▸ EXERCISE
Filter the listing and keep only the lines with the word "پروژه".

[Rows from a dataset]
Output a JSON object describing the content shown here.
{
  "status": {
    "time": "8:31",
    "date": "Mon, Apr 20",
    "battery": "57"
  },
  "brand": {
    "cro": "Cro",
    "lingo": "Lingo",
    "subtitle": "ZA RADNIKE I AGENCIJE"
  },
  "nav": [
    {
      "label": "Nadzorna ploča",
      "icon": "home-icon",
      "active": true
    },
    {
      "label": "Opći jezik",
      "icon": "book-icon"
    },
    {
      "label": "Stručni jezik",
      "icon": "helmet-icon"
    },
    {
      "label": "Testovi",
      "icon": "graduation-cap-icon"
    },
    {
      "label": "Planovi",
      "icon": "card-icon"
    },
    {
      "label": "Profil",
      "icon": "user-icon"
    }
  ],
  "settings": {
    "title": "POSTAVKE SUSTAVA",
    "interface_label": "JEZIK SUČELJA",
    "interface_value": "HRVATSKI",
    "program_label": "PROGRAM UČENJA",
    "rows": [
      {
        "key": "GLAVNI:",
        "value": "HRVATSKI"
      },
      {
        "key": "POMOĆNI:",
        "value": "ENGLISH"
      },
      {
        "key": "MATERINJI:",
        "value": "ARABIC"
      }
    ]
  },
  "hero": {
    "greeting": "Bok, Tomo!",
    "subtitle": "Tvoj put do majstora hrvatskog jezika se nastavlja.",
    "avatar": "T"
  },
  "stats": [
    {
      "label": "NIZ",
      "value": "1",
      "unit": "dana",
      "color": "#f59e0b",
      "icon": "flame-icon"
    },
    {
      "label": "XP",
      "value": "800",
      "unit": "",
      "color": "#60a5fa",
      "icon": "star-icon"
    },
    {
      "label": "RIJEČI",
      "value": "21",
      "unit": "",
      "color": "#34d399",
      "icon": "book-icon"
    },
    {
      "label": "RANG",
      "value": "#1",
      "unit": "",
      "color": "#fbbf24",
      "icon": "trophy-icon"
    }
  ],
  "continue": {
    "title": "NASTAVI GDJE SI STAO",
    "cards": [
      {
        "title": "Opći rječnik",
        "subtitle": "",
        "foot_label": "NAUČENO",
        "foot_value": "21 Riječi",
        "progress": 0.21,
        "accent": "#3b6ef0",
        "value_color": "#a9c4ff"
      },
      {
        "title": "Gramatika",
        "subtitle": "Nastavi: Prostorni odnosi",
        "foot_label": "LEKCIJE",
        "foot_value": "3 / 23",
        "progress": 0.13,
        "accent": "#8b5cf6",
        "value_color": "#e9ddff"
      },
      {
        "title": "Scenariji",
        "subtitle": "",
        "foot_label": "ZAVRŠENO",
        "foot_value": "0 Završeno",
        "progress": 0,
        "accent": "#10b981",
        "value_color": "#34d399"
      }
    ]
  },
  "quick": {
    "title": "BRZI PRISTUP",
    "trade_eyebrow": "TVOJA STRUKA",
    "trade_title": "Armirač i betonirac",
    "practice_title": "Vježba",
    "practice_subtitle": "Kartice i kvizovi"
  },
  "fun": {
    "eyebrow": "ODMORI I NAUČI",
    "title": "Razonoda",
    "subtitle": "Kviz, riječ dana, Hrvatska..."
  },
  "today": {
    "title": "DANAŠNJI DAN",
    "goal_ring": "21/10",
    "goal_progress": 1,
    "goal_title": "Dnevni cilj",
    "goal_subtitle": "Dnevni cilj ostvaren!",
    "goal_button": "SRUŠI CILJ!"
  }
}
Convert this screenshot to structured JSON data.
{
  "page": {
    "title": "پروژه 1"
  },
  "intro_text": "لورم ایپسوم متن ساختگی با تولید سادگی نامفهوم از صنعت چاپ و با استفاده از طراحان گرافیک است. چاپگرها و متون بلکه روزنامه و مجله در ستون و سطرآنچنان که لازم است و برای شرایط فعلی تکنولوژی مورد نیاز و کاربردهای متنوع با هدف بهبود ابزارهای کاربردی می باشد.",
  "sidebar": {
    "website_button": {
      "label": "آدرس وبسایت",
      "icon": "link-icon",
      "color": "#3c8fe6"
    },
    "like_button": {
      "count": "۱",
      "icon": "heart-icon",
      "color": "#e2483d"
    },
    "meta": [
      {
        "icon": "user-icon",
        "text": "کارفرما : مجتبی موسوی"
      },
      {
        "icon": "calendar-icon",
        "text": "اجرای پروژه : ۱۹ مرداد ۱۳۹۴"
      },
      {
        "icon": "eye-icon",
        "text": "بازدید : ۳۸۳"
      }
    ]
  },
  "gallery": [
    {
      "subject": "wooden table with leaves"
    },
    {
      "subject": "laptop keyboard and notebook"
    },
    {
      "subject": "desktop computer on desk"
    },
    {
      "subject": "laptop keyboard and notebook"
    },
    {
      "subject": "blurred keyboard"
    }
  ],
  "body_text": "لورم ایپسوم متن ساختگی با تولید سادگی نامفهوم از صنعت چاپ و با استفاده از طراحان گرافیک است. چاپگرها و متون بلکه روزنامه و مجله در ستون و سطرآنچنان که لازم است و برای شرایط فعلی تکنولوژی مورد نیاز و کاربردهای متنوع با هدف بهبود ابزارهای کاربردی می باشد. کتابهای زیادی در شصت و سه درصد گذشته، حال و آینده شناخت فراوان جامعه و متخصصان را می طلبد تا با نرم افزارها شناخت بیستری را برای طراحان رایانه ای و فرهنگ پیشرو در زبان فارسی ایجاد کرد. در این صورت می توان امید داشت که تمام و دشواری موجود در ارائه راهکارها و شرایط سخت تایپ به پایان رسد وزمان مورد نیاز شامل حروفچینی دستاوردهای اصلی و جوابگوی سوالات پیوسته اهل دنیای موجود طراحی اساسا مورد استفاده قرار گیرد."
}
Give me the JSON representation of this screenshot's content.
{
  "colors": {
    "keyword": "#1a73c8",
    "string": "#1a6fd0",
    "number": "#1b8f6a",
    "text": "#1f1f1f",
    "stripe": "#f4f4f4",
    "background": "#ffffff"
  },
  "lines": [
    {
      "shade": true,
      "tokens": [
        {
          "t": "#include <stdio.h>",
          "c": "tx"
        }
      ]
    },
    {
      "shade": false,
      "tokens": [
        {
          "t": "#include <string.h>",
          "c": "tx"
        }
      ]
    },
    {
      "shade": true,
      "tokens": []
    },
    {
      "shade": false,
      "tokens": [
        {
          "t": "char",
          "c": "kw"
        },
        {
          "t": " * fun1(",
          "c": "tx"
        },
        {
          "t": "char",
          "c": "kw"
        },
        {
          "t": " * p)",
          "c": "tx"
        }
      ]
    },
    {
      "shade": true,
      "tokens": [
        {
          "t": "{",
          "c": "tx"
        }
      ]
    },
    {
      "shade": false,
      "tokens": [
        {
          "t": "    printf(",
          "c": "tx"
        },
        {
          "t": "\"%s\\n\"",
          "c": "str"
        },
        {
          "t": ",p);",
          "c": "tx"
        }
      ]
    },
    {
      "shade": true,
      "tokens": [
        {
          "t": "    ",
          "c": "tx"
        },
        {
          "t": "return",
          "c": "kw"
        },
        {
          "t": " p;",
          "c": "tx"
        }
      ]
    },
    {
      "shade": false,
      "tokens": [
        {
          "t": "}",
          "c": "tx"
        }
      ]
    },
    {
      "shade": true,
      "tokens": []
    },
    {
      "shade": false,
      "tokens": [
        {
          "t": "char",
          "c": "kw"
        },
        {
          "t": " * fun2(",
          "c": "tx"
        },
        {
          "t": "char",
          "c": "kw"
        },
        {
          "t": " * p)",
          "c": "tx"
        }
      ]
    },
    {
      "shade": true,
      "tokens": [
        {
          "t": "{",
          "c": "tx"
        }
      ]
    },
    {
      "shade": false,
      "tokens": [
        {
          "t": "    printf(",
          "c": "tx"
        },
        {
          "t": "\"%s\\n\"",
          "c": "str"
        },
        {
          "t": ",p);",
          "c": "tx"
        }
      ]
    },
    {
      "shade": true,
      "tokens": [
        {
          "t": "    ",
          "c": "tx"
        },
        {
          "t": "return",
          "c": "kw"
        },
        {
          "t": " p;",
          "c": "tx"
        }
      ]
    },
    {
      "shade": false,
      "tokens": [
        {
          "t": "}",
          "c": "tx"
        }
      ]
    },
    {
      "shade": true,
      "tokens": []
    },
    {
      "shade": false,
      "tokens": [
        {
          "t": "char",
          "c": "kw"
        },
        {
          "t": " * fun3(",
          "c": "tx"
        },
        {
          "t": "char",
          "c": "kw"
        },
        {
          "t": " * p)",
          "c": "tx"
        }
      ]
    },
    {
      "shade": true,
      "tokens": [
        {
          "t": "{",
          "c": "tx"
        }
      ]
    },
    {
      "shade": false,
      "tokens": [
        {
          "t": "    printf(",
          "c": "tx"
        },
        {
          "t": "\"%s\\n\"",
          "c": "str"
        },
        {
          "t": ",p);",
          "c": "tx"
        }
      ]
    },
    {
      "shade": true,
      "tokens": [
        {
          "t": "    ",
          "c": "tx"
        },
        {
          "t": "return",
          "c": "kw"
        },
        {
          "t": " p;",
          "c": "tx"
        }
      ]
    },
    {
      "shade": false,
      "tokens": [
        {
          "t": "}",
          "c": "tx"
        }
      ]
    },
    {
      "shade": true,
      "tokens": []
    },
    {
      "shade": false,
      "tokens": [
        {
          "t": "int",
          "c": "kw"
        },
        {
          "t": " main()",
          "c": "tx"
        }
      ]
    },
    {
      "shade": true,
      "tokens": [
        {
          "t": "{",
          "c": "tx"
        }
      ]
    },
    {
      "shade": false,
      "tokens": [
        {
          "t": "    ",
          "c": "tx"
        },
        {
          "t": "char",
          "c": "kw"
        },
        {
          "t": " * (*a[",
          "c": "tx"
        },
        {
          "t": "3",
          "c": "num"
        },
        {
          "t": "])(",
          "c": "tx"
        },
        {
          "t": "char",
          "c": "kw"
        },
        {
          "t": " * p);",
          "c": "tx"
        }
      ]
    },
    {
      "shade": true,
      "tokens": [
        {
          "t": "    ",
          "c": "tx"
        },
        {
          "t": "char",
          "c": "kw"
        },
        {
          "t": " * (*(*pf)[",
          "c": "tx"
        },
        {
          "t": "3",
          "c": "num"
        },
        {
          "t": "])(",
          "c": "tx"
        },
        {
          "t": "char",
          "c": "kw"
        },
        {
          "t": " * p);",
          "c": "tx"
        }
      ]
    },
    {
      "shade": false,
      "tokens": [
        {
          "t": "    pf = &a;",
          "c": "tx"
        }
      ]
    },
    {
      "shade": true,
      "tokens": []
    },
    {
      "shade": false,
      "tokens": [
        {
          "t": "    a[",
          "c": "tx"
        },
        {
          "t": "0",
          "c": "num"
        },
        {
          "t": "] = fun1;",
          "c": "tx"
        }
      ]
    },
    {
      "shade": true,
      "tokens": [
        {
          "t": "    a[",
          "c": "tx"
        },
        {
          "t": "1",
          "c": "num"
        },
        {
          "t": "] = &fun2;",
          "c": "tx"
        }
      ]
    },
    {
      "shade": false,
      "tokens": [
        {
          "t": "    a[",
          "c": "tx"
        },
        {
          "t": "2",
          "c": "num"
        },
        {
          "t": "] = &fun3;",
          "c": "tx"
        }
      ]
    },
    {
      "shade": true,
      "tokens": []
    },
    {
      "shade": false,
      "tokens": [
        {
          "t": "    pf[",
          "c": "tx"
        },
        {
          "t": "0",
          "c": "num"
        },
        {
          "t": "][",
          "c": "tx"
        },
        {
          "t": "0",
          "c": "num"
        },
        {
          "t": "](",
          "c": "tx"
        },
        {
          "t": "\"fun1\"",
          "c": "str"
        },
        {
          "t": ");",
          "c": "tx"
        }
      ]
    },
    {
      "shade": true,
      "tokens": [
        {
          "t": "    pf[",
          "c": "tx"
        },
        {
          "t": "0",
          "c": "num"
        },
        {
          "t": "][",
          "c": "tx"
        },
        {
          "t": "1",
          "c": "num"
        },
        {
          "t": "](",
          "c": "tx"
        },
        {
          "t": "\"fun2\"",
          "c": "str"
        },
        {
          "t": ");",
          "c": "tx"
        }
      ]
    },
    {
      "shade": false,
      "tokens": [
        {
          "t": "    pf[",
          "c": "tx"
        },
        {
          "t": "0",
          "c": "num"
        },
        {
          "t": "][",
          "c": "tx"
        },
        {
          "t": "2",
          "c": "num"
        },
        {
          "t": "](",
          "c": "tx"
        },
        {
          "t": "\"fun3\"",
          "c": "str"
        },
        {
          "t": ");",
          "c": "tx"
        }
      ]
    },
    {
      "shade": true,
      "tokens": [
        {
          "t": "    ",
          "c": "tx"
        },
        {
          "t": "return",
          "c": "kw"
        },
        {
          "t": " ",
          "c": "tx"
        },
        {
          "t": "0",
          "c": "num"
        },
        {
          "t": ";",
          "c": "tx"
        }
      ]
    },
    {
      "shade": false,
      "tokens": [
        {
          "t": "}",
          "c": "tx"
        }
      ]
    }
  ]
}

▸ REPLY TO THE TASK
    "title": "پروژه 1"
        "text": "اجرای پروژه : ۱۹ مرداد ۱۳۹۴"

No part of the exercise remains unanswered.